Required task -
Every entry below should be repeated exactly; the pictures should not.
:: Data provided ::
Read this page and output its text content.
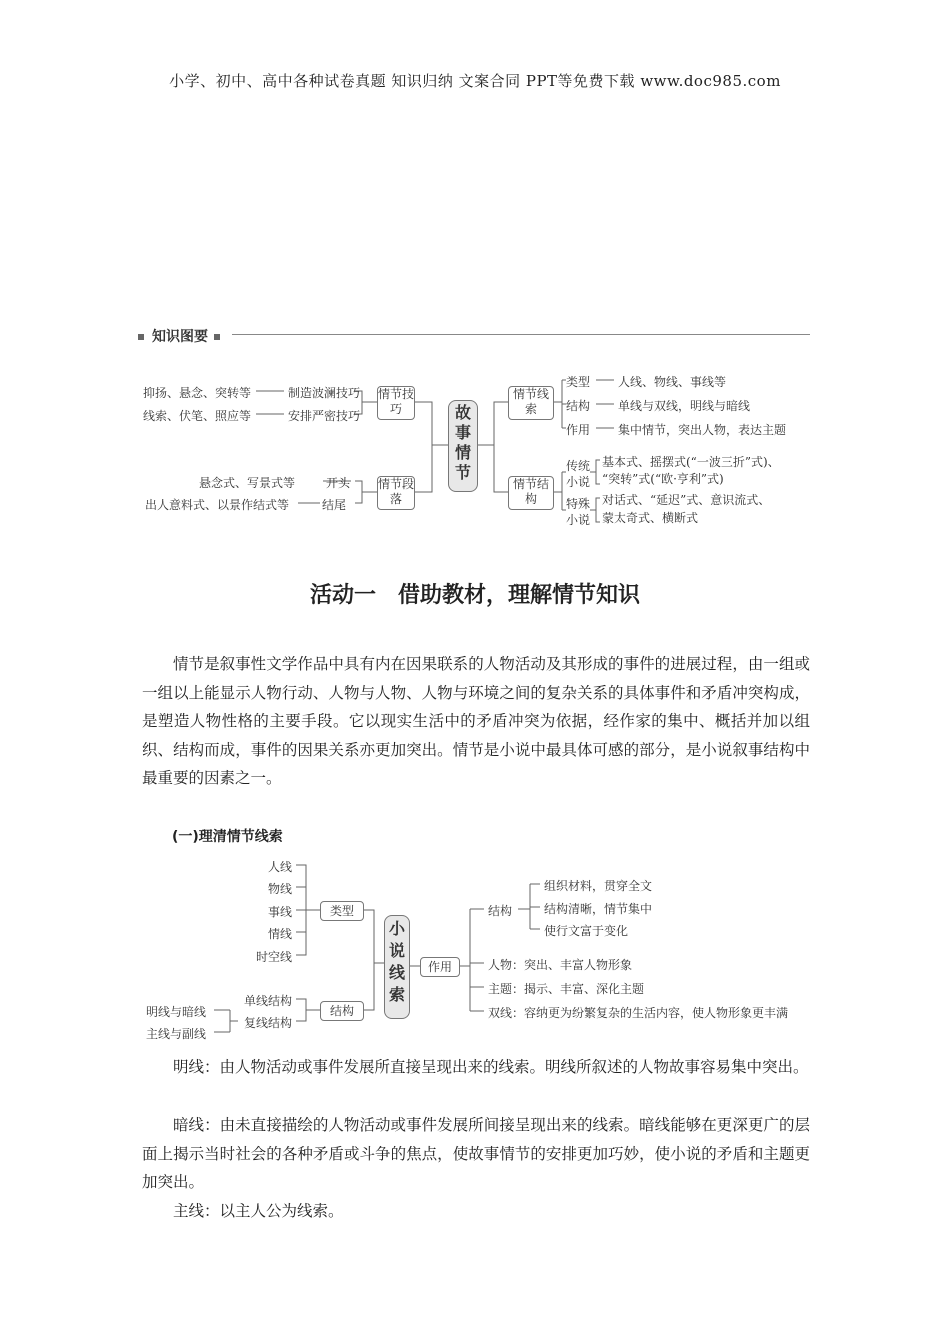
小学、初中、高中各种试卷真题 知识归纳 文案合同 PPT等免费下载 www.doc985.com
知识图要
抑扬、悬念、突转等	制造波澜技巧
线索、伏笔、照应等	安排严密技巧
情节技巧
悬念式、写景式等	开头
出人意料式、以景作结式等	结尾
情节段落
故
事
情
节
情节线索
类型 人线、物线、事线等
结构 单线与双线，明线与暗线
作用 集中情节，突出人物，表达主题
情节结构
传统小说
基本式、摇摆式(“一波三折”式)、
“突转”式(“欧·亨利”式)
特殊小说
对话式、“延迟”式、意识流式、
蒙太奇式、横断式
活动一　借助教材，理解情节知识
情节是叙事性文学作品中具有内在因果联系的人物活动及其形成的事件的进展过程，由一组或一组以上能显示人物行动、人物与人物、人物与环境之间的复杂关系的具体事件和矛盾冲突构成，是塑造人物性格的主要手段。它以现实生活中的矛盾冲突为依据，经作家的集中、概括并加以组织、结构而成，事件的因果关系亦更加突出。情节是小说中最具体可感的部分，是小说叙事结构中最重要的因素之一。
(一)理清情节线索
人线
物线
事线
情线
时空线
类型
明线与暗线
主线与副线
单线结构
复线结构
结构
小
说
线
索
作用
结构
组织材料，贯穿全文
结构清晰，情节集中
使行文富于变化
人物：突出、丰富人物形象
主题：揭示、丰富、深化主题
双线：容纳更为纷繁复杂的生活内容，使人物形象更丰满
明线：由人物活动或事件发展所直接呈现出来的线索。明线所叙述的人物故事容易集中突出。
暗线：由未直接描绘的人物活动或事件发展所间接呈现出来的线索。暗线能够在更深更广的层面上揭示当时社会的各种矛盾或斗争的焦点，使故事情节的安排更加巧妙，使小说的矛盾和主题更加突出。
主线：以主人公为线索。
:::
Exercise result -
Read this page and output its text content.
小学、初中、高中各种试卷真题 知识归纳 文案合同 PPT等免费下载 www.doc985.com
知识图要
抑扬、悬念、突转等	制造波澜技巧
线索、伏笔、照应等	安排严密技巧
情节技巧
悬念式、写景式等	开头
出人意料式、以景作结式等	结尾
情节段落
故
事
情
节
情节线索
类型 人线、物线、事线等
结构 单线与双线，明线与暗线
作用 集中情节，突出人物，表达主题
情节结构
传统小说
基本式、摇摆式(“一波三折”式)、
“突转”式(“欧·亨利”式)
特殊小说
对话式、“延迟”式、意识流式、
蒙太奇式、横断式
活动一　借助教材，理解情节知识
情节是叙事性文学作品中具有内在因果联系的人物活动及其形成的事件的进展过程，由一组或一组以上能显示人物行动、人物与人物、人物与环境之间的复杂关系的具体事件和矛盾冲突构成，是塑造人物性格的主要手段。它以现实生活中的矛盾冲突为依据，经作家的集中、概括并加以组织、结构而成，事件的因果关系亦更加突出。情节是小说中最具体可感的部分，是小说叙事结构中最重要的因素之一。
(一)理清情节线索
人线
物线
事线
情线
时空线
类型
明线与暗线
主线与副线
单线结构
复线结构
结构
小
说
线
索
作用
结构
组织材料，贯穿全文
结构清晰，情节集中
使行文富于变化
人物：突出、丰富人物形象
主题：揭示、丰富、深化主题
双线：容纳更为纷繁复杂的生活内容，使人物形象更丰满
明线：由人物活动或事件发展所直接呈现出来的线索。明线所叙述的人物故事容易集中突出。
暗线：由未直接描绘的人物活动或事件发展所间接呈现出来的线索。暗线能够在更深更广的层面上揭示当时社会的各种矛盾或斗争的焦点，使故事情节的安排更加巧妙，使小说的矛盾和主题更加突出。
主线：以主人公为线索。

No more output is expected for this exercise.